In aller Welt bekannt und dennoch eine beschauliche Rhöngemeinde geblieben – so könnte man Wildflecken beschreiben. Nun feiert die Bevölkerung den 500. Geburtstag des Ortes, der einst aus einer wilden Siedlung entstanden ist. Gefeiert wird ausgiebig und über mehrere Monate hinweg.
Mit einem gut besuchten Festabend im Wildfleckener Sportheim startete nun quasi der ganz offizielle Teil der umfangreichen Feierlichkeiten. Wie es in Wildflecken üblich ist, stand dabei die Musik im Mittelpunkt. Und so ging es recht schwungvoll mit dem Quadriga Marsch los, den der Wildfleckener Musikzug unter Leitung von Andi Kleinhenz zum Besten gab.
Weit weg von politischen Zentren
1. Bürgermeister, Gerd Kleinhenz , begrüßte die zahlreichen Gäste aus Politik, Kirche, Vereinsleben und Wirtschaft und eröffnete den Abend. In seiner Festrede ging Regierungspräsident Dr. Eugen Ehmann auf die wechselhafte Geschichte Wildfleckens ein. Die großen wirtschaftlichen und politischen Zentren lagen immer weit weg von Wildflecken , so Ehmann. „Das hatte eine gute und eine schlechte Seite.“
4,5 Millionen Soldaten im Lauf der Zeit
Die Folgen von politischen Entscheidungen aus der Ferne hätten sich gerade in Wildflecken besonders stark auf die Bevölkerung ausgewirkt. Im Lauf der Zeiten haben sich in Wildflecken wohl mehr als 4,5 Millionen Soldaten über kurze oder längere Zeit aufgehalten, sagte der Regierungspräsident.

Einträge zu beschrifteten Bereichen
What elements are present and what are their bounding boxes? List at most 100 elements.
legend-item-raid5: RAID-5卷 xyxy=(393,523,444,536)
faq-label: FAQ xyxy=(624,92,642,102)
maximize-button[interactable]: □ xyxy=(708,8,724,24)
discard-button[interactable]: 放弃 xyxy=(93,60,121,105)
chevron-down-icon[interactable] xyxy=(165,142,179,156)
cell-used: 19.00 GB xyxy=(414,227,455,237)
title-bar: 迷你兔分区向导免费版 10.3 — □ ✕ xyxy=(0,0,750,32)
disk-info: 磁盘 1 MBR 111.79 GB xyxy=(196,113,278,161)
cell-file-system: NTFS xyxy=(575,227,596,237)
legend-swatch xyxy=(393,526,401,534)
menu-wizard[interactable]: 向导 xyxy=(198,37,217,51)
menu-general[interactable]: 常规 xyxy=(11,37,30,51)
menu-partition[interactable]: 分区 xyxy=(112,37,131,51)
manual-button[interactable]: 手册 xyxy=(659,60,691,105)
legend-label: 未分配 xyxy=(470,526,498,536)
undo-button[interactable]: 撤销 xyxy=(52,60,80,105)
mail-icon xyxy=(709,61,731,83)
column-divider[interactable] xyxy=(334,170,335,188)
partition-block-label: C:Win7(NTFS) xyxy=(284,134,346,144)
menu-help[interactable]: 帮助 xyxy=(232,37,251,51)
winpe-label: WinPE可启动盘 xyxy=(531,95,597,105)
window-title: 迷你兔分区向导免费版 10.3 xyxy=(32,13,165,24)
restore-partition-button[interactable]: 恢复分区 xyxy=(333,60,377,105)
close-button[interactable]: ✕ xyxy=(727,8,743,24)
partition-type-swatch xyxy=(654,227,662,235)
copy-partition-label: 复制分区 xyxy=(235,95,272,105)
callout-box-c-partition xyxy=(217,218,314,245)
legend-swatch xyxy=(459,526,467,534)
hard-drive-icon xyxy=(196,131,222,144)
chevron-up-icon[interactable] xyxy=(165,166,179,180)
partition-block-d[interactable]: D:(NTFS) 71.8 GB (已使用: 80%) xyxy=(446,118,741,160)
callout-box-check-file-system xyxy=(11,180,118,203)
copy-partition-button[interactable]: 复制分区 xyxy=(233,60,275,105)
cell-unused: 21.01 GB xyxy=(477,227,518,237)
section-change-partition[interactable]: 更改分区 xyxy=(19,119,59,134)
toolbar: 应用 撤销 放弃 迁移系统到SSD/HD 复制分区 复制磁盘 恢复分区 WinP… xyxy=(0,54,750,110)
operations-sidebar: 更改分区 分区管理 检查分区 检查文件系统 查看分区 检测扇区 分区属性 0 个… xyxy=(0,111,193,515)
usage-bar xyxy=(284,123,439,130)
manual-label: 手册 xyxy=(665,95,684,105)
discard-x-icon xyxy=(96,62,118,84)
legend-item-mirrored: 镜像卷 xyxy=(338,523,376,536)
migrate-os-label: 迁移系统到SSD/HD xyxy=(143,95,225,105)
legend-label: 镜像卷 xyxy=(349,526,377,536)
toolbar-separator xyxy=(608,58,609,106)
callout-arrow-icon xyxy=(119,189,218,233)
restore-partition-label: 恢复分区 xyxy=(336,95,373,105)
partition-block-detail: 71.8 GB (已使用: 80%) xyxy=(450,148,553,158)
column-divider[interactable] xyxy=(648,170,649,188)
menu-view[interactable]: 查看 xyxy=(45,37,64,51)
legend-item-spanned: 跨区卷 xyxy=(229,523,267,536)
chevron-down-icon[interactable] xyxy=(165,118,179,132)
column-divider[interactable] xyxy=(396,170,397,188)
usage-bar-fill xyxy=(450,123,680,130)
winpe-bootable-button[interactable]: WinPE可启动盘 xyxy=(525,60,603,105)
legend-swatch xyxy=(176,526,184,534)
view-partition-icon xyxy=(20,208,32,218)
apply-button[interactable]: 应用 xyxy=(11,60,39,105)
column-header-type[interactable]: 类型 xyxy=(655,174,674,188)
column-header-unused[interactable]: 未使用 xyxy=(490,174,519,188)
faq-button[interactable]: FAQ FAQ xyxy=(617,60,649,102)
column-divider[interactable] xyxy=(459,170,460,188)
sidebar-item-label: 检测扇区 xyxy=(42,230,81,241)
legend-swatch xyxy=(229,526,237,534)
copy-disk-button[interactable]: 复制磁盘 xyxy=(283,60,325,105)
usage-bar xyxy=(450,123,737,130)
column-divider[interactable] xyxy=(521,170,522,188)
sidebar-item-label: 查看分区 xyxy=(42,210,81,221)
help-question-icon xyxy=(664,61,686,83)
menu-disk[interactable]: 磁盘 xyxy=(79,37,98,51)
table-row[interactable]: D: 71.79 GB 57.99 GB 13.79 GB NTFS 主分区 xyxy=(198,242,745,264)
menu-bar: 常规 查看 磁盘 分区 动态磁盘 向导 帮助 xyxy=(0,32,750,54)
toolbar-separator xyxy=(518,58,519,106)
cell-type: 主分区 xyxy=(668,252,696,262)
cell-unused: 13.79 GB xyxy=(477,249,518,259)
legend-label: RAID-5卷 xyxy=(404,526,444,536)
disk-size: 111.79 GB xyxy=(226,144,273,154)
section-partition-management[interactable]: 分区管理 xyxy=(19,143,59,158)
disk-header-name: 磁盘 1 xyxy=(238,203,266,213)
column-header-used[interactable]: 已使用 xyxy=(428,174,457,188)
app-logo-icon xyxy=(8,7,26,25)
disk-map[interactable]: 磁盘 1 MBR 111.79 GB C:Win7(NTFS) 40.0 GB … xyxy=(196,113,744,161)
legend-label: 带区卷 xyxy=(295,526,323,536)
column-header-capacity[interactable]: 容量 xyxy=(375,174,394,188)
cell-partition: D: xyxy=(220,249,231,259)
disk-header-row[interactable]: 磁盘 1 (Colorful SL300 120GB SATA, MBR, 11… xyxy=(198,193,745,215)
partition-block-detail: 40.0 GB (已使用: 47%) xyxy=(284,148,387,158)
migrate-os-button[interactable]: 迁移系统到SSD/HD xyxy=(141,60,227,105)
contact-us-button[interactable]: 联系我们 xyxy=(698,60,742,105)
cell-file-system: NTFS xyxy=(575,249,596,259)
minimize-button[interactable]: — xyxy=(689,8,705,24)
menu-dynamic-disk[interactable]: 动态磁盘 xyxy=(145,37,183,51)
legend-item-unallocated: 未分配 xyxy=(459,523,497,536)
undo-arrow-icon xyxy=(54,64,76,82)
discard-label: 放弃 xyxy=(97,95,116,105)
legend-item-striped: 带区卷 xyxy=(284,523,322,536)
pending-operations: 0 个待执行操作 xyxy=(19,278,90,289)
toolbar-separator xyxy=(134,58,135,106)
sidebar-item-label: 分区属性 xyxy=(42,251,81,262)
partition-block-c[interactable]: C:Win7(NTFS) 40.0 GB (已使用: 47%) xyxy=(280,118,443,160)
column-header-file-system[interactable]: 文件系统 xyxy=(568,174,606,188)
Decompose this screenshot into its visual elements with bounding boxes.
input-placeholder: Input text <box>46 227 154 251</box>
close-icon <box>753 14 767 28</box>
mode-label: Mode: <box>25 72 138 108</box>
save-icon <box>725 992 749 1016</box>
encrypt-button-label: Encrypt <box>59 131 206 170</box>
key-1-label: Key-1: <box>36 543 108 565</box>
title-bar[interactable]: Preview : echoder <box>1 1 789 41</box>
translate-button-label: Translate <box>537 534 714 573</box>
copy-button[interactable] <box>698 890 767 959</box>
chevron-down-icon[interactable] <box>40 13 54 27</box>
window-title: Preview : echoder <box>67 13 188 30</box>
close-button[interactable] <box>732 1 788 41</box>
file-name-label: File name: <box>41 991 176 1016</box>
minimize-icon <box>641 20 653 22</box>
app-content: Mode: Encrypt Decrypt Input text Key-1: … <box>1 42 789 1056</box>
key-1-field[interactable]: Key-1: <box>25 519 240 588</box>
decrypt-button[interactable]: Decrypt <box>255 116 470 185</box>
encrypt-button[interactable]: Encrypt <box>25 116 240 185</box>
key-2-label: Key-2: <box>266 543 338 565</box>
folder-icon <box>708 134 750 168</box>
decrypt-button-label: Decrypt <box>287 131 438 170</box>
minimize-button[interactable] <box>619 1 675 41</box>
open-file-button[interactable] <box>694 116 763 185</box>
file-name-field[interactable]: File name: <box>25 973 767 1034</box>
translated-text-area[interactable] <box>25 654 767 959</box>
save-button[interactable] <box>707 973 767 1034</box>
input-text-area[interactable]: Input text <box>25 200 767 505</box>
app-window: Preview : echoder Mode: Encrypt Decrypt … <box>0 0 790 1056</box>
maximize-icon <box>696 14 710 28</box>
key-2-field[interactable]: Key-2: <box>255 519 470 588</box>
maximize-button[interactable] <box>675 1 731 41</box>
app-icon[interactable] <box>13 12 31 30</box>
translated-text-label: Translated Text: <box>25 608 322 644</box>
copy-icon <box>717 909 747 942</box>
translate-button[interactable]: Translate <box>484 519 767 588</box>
...
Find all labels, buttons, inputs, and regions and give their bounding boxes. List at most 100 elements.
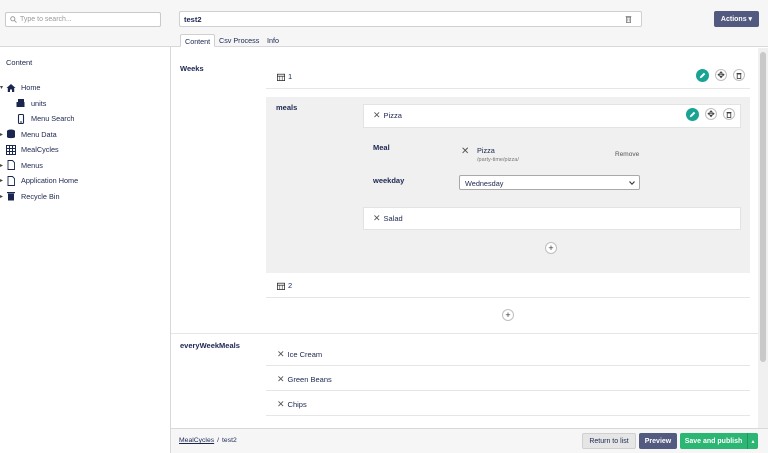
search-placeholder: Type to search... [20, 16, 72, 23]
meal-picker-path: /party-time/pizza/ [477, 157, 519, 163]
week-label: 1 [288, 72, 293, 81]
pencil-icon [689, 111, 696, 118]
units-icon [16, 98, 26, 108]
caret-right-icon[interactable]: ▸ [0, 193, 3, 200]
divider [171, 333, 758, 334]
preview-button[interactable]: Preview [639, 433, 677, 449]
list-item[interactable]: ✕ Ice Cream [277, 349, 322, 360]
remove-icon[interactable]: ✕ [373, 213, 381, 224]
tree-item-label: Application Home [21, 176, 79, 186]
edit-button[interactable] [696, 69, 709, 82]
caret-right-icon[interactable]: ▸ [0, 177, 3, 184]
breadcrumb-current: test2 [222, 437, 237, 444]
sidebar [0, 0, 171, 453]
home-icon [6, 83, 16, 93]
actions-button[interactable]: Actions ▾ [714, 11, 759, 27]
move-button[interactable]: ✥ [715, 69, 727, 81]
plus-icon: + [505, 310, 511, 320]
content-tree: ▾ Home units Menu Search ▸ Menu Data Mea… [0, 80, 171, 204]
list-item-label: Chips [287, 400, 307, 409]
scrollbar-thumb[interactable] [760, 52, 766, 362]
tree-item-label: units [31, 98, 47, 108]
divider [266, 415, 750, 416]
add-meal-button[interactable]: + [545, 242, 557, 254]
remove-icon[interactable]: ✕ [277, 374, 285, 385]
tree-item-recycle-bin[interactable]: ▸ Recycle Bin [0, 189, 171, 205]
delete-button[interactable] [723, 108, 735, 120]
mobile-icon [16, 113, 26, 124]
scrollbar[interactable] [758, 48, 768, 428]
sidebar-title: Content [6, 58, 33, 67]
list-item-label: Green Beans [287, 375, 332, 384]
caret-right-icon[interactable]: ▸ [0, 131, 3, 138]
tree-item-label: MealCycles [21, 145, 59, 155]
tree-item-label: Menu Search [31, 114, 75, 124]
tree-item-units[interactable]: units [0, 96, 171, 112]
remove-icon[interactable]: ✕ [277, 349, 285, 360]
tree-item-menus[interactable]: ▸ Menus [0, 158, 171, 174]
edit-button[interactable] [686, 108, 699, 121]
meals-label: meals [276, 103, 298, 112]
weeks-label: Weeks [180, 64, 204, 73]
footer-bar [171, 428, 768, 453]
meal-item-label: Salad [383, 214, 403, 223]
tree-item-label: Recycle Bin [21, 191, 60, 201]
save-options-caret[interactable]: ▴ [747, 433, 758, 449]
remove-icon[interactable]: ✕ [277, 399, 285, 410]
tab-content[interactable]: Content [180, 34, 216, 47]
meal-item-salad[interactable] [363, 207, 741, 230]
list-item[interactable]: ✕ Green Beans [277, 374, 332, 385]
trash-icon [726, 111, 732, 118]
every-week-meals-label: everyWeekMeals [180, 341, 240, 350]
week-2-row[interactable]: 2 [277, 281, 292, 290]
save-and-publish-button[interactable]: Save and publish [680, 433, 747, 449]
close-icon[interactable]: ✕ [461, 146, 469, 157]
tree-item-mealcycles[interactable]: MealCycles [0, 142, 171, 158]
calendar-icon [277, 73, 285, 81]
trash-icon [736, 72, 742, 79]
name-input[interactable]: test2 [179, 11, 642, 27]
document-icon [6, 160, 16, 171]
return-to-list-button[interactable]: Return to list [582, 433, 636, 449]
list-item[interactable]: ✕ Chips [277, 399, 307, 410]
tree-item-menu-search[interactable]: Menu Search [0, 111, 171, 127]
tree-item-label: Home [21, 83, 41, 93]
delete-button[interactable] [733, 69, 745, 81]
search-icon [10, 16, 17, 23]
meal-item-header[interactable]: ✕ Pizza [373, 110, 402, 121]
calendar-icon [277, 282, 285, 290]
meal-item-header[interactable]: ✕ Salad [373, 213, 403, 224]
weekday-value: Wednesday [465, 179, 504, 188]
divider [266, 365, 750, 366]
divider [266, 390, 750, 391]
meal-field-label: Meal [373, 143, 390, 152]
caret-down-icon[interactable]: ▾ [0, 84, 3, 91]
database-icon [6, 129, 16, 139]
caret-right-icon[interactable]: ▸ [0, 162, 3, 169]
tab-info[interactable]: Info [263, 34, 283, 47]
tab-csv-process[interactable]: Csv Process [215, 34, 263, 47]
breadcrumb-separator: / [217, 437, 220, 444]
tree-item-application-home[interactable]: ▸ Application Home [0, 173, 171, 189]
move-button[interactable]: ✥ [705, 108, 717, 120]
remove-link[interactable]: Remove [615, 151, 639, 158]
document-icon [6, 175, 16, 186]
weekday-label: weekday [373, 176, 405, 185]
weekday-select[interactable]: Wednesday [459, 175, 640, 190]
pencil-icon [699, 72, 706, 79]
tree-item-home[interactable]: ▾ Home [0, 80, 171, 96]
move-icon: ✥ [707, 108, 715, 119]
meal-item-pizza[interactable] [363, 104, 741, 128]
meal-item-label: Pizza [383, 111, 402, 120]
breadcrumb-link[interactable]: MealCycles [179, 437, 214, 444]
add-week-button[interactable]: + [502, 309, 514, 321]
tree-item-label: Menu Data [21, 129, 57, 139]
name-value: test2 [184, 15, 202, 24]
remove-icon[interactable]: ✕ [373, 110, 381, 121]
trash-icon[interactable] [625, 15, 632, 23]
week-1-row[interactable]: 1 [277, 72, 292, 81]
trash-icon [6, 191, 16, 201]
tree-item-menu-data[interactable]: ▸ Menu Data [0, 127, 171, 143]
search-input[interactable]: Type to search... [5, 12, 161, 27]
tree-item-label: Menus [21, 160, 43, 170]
...
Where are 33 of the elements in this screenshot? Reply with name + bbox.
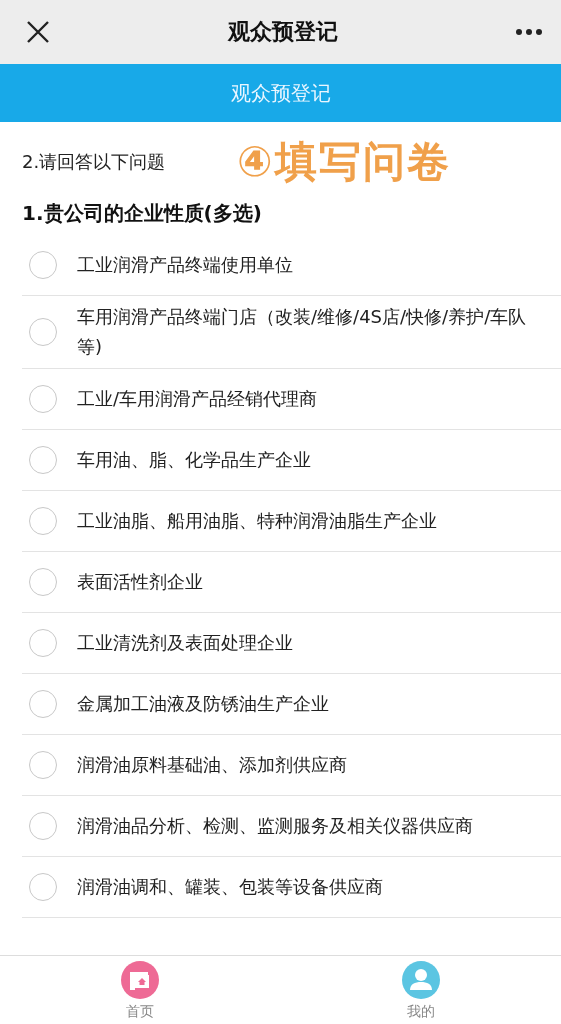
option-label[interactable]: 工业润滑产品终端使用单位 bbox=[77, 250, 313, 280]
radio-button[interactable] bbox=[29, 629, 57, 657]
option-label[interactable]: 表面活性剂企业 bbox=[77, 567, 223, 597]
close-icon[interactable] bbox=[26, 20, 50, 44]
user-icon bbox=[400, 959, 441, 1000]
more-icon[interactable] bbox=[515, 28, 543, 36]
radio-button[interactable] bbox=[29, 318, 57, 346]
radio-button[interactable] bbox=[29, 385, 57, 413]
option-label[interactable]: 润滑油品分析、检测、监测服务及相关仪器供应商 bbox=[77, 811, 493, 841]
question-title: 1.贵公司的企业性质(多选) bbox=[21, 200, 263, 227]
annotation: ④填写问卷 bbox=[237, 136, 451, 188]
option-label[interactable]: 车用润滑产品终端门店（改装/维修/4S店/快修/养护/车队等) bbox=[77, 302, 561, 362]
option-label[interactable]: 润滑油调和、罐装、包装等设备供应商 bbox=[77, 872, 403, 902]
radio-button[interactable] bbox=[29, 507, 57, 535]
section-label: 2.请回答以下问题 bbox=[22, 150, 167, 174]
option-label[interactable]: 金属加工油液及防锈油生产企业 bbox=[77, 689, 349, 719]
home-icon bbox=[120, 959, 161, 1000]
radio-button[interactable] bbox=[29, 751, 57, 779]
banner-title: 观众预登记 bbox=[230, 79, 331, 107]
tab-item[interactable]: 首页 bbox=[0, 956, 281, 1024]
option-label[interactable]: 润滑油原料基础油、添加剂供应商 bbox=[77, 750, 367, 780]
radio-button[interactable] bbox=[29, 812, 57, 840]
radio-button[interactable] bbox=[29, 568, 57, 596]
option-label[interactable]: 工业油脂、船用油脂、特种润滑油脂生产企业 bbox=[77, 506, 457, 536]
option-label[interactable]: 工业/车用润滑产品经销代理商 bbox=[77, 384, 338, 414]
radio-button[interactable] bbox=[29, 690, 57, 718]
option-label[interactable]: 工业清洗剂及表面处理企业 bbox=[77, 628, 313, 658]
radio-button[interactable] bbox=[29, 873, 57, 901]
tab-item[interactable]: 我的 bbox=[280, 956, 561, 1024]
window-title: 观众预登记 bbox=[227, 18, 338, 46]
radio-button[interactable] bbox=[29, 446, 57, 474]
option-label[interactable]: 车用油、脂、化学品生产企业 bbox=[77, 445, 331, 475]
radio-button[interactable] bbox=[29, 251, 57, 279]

• **Aufgabenstellung**
(A) Mit welchem Stück begann der Musikzug laut dem Artikel zum Ortsjubiläum den Festabend?
(B) Schreib bitte aus dem Artikel zum Ortsjubiläum alles von „Mit einem gut“ bis hinunter zu „zum Besten gab.“ unverändert ab.

• **Antworten pro Aufgabe**
(A) Mit dem Quadriga Marsch.

(B)
Mit einem gut besuchten Festabend im Wildfleckener Sportheim startete nun quasi der ganz offizielle Teil der umfangreichen Feierlichkeiten. Wie es in Wildflecken üblich ist, stand dabei die Musik im Mittelpunkt. Und so ging es recht schwungvoll mit dem Quadriga Marsch los, den der Wildfleckener Musikzug unter Leitung von Andi Kleinhenz zum Besten gab.